Copy out each line that includes the word "name".

────────────────────────────────────────

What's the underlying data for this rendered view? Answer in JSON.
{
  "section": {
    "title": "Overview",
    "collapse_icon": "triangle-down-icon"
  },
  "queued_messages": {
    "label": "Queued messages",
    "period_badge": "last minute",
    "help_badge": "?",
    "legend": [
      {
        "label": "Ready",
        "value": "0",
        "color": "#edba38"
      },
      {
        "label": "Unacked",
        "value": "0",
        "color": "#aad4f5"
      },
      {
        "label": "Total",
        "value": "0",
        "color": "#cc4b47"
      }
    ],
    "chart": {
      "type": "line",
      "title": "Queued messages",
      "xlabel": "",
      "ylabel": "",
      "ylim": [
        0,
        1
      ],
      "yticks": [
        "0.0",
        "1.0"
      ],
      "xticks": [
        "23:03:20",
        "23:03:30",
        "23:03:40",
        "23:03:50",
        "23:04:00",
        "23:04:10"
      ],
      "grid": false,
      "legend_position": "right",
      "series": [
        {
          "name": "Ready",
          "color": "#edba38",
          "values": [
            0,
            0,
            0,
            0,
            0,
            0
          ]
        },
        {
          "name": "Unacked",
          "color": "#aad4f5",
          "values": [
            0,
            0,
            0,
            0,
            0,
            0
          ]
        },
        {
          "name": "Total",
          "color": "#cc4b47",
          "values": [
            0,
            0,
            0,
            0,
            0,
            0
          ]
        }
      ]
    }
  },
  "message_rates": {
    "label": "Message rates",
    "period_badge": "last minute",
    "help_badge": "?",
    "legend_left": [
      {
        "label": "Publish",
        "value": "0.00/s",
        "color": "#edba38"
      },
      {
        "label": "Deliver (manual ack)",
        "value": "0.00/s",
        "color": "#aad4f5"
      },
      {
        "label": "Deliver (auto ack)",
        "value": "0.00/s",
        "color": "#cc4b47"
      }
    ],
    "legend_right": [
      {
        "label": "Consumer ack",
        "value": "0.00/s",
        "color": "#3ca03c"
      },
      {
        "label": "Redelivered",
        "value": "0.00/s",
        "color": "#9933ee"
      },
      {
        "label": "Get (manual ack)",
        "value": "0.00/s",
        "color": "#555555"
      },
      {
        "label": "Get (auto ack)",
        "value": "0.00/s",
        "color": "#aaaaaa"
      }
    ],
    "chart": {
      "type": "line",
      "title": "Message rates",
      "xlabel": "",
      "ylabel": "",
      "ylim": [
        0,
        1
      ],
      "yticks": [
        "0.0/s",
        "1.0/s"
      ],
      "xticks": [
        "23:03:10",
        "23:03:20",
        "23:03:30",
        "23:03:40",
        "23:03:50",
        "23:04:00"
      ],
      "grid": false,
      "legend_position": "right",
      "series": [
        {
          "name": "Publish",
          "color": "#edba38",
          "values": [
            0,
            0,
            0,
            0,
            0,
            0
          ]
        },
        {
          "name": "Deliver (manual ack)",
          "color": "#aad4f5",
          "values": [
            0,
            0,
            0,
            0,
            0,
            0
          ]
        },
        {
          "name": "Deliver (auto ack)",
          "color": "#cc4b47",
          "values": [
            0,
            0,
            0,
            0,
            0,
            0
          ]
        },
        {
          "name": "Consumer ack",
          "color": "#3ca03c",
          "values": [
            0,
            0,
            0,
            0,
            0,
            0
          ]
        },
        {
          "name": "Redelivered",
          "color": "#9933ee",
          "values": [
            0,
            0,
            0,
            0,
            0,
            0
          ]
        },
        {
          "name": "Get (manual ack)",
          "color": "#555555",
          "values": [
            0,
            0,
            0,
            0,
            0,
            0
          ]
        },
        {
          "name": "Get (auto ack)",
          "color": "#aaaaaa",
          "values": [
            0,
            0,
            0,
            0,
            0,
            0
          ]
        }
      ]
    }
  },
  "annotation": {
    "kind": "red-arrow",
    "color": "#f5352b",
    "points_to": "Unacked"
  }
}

────────────────────────────────────────

• [Expected answer]
          "name": "Ready",
          "name": "Unacked",
          "name": "Total",
          "name": "Publish",
          "name": "Deliver (manual ack)",
          "name": "Deliver (auto ack)",
          "name": "Consumer ack",
          "name": "Redelivered",
          "name": "Get (manual ack)",
          "name": "Get (auto ack)",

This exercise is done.